Given exercise → Write every line out verbatim and omit the pictures.

Provided records →
────────────────

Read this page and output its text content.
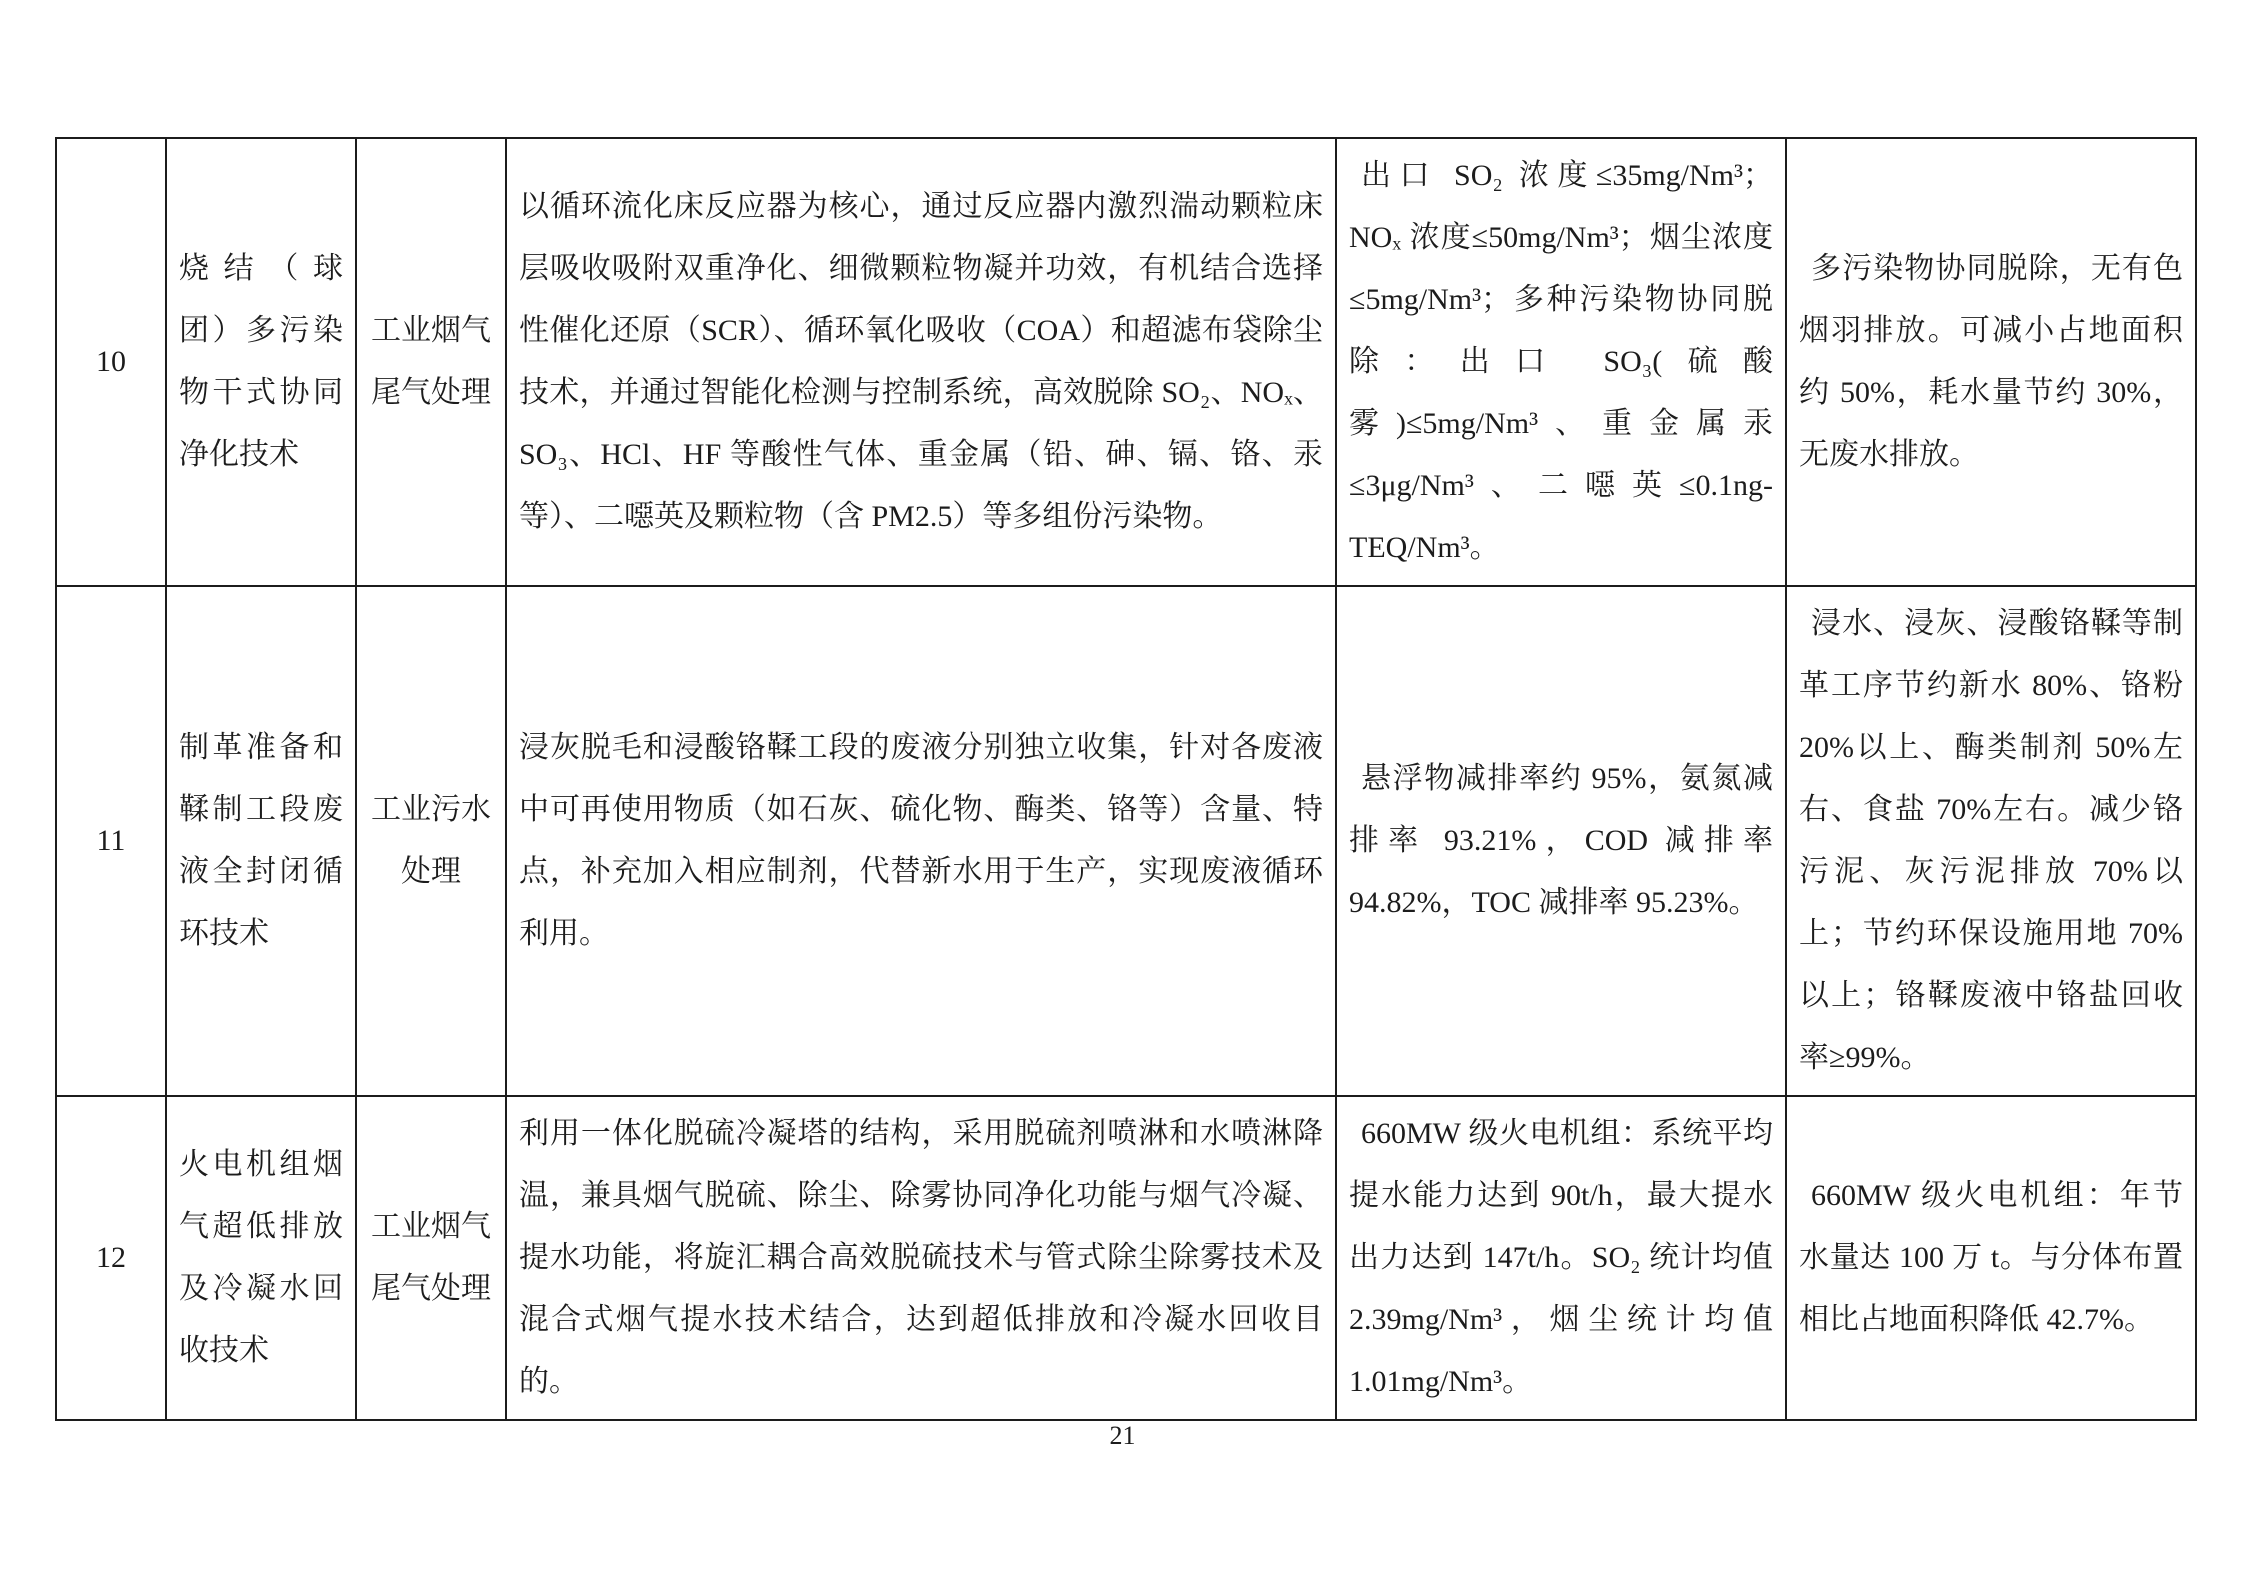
10	烧结（球团）多污染物干式协同净化技术	工业烟气尾气处理	以循环流化床反应器为核心，通过反应器内激烈湍动颗粒床层吸收吸附双重净化、细微颗粒物凝并功效，有机结合选择性催化还原（SCR）、循环氧化吸收（COA）和超滤布袋除尘技术，并通过智能化检测与控制系统，高效脱除 SO₂、NOₓ、SO₃、HCl、HF 等酸性气体、重金属（铅、砷、镉、铬、汞等）、二噁英及颗粒物（含 PM2.5）等多组份污染物。	出口 SO₂ 浓度≤35mg/Nm³；NOₓ 浓度≤50mg/Nm³；烟尘浓度≤5mg/Nm³；多种污染物协同脱除：出口 SO₃(硫酸雾)≤5mg/Nm³、重金属汞≤3μg/Nm³、二噁英≤0.1ng-TEQ/Nm³。	多污染物协同脱除，无有色烟羽排放。可减小占地面积约 50%，耗水量节约 30%，无废水排放。
11	制革准备和鞣制工段废液全封闭循环技术	工业污水处理	浸灰脱毛和浸酸铬鞣工段的废液分别独立收集，针对各废液中可再使用物质（如石灰、硫化物、酶类、铬等）含量、特点，补充加入相应制剂，代替新水用于生产，实现废液循环利用。	悬浮物减排率约 95%，氨氮减排率 93.21%，COD 减排率 94.82%，TOC 减排率 95.23%。	浸水、浸灰、浸酸铬鞣等制革工序节约新水 80%、铬粉 20%以上、酶类制剂 50%左右、食盐 70%左右。减少铬污泥、灰污泥排放 70%以上；节约环保设施用地 70%以上；铬鞣废液中铬盐回收率≥99%。
12	火电机组烟气超低排放及冷凝水回收技术	工业烟气尾气处理	利用一体化脱硫冷凝塔的结构，采用脱硫剂喷淋和水喷淋降温，兼具烟气脱硫、除尘、除雾协同净化功能与烟气冷凝、提水功能，将旋汇耦合高效脱硫技术与管式除尘除雾技术及混合式烟气提水技术结合，达到超低排放和冷凝水回收目的。	660MW 级火电机组：系统平均提水能力达到 90t/h，最大提水出力达到 147t/h。SO₂ 统计均值 2.39mg/Nm³，烟尘统计均值 1.01mg/Nm³。	660MW 级火电机组：年节水量达 100 万 t。与分体布置相比占地面积降低 42.7%。
21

────────────────

Result →
Read this page and output its text content.
10	烧结（球团）多污染物干式协同净化技术	工业烟气尾气处理	以循环流化床反应器为核心，通过反应器内激烈湍动颗粒床层吸收吸附双重净化、细微颗粒物凝并功效，有机结合选择性催化还原（SCR）、循环氧化吸收（COA）和超滤布袋除尘技术，并通过智能化检测与控制系统，高效脱除 SO₂、NOₓ、SO₃、HCl、HF 等酸性气体、重金属（铅、砷、镉、铬、汞等）、二噁英及颗粒物（含 PM2.5）等多组份污染物。	出口 SO₂ 浓度≤35mg/Nm³；NOₓ 浓度≤50mg/Nm³；烟尘浓度≤5mg/Nm³；多种污染物协同脱除：出口 SO₃(硫酸雾)≤5mg/Nm³、重金属汞≤3μg/Nm³、二噁英≤0.1ng-TEQ/Nm³。	多污染物协同脱除，无有色烟羽排放。可减小占地面积约 50%，耗水量节约 30%，无废水排放。
11	制革准备和鞣制工段废液全封闭循环技术	工业污水处理	浸灰脱毛和浸酸铬鞣工段的废液分别独立收集，针对各废液中可再使用物质（如石灰、硫化物、酶类、铬等）含量、特点，补充加入相应制剂，代替新水用于生产，实现废液循环利用。	悬浮物减排率约 95%，氨氮减排率 93.21%，COD 减排率 94.82%，TOC 减排率 95.23%。	浸水、浸灰、浸酸铬鞣等制革工序节约新水 80%、铬粉 20%以上、酶类制剂 50%左右、食盐 70%左右。减少铬污泥、灰污泥排放 70%以上；节约环保设施用地 70%以上；铬鞣废液中铬盐回收率≥99%。
12	火电机组烟气超低排放及冷凝水回收技术	工业烟气尾气处理	利用一体化脱硫冷凝塔的结构，采用脱硫剂喷淋和水喷淋降温，兼具烟气脱硫、除尘、除雾协同净化功能与烟气冷凝、提水功能，将旋汇耦合高效脱硫技术与管式除尘除雾技术及混合式烟气提水技术结合，达到超低排放和冷凝水回收目的。	660MW 级火电机组：系统平均提水能力达到 90t/h，最大提水出力达到 147t/h。SO₂ 统计均值 2.39mg/Nm³，烟尘统计均值 1.01mg/Nm³。	660MW 级火电机组：年节水量达 100 万 t。与分体布置相比占地面积降低 42.7%。
21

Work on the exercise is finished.